All entries must be extracted exactly, with nothing added or dropped.

======== Recorded information

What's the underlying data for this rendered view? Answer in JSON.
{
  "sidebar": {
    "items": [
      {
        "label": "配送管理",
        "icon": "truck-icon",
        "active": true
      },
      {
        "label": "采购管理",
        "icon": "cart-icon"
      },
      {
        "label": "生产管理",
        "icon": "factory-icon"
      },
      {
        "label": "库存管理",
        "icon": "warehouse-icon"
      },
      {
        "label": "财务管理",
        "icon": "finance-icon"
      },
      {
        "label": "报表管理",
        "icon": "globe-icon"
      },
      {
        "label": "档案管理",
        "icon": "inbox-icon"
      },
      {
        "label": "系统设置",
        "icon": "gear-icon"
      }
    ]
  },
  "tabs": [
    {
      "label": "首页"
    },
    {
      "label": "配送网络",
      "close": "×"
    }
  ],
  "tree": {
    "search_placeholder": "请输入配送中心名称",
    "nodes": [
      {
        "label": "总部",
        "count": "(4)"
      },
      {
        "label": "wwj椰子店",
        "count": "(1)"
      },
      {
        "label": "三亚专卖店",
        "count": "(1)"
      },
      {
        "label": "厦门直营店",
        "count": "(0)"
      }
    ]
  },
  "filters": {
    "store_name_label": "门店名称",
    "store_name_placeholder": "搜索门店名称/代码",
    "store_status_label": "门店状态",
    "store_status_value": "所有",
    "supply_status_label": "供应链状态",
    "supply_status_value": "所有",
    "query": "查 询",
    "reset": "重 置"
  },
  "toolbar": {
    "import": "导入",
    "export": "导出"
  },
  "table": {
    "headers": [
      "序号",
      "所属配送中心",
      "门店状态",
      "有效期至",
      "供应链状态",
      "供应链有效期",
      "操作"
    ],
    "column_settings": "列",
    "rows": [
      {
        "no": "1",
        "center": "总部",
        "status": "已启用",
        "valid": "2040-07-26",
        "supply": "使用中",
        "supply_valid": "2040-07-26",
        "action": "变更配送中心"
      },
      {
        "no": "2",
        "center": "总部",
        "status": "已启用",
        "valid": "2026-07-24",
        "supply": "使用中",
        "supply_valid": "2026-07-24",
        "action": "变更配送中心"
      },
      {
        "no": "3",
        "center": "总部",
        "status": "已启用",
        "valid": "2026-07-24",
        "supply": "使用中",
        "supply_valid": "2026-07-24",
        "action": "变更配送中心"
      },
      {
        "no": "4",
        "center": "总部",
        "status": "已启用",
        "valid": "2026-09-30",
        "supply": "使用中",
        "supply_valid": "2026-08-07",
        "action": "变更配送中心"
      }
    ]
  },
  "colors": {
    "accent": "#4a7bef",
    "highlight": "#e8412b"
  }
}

================

The completed task ->
What's the underlying data for this rendered view? Answer in JSON.
{
  "sidebar": {
    "items": [
      {
        "label": "配送管理",
        "icon": "truck-icon",
        "active": true
      },
      {
        "label": "采购管理",
        "icon": "cart-icon"
      },
      {
        "label": "生产管理",
        "icon": "factory-icon"
      },
      {
        "label": "库存管理",
        "icon": "warehouse-icon"
      },
      {
        "label": "财务管理",
        "icon": "finance-icon"
      },
      {
        "label": "报表管理",
        "icon": "globe-icon"
      },
      {
        "label": "档案管理",
        "icon": "inbox-icon"
      },
      {
        "label": "系统设置",
        "icon": "gear-icon"
      }
    ]
  },
  "tabs": [
    {
      "label": "首页"
    },
    {
      "label": "配送网络",
      "close": "×"
    }
  ],
  "tree": {
    "search_placeholder": "请输入配送中心名称",
    "nodes": [
      {
        "label": "总部",
        "count": "(4)"
      },
      {
        "label": "wwj椰子店",
        "count": "(1)"
      },
      {
        "label": "三亚专卖店",
        "count": "(1)"
      },
      {
        "label": "厦门直营店",
        "count": "(0)"
      }
    ]
  },
  "filters": {
    "store_name_label": "门店名称",
    "store_name_placeholder": "搜索门店名称/代码",
    "store_status_label": "门店状态",
    "store_status_value": "所有",
    "supply_status_label": "供应链状态",
    "supply_status_value": "所有",
    "query": "查 询",
    "reset": "重 置"
  },
  "toolbar": {
    "import": "导入",
    "export": "导出"
  },
  "table": {
    "headers": [
      "序号",
      "所属配送中心",
      "门店状态",
      "有效期至",
      "供应链状态",
      "供应链有效期",
      "操作"
    ],
    "column_settings": "列",
    "rows": [
      {
        "no": "1",
        "center": "总部",
        "status": "已启用",
        "valid": "2040-07-26",
        "supply": "使用中",
        "supply_valid": "2040-07-26",
        "action": "变更配送中心"
      },
      {
        "no": "2",
        "center": "总部",
        "status": "已启用",
        "valid": "2026-07-24",
        "supply": "使用中",
        "supply_valid": "2026-07-24",
        "action": "变更配送中心"
      },
      {
        "no": "3",
        "center": "总部",
        "status": "已启用",
        "valid": "2026-07-24",
        "supply": "使用中",
        "supply_valid": "2026-07-24",
        "action": "变更配送中心"
      },
      {
        "no": "4",
        "center": "总部",
        "status": "已启用",
        "valid": "2026-09-30",
        "supply": "使用中",
        "supply_valid": "2026-08-07",
        "action": "变更配送中心"
      }
    ]
  },
  "colors": {
    "accent": "#4a7bef",
    "highlight": "#e8412b"
  }
}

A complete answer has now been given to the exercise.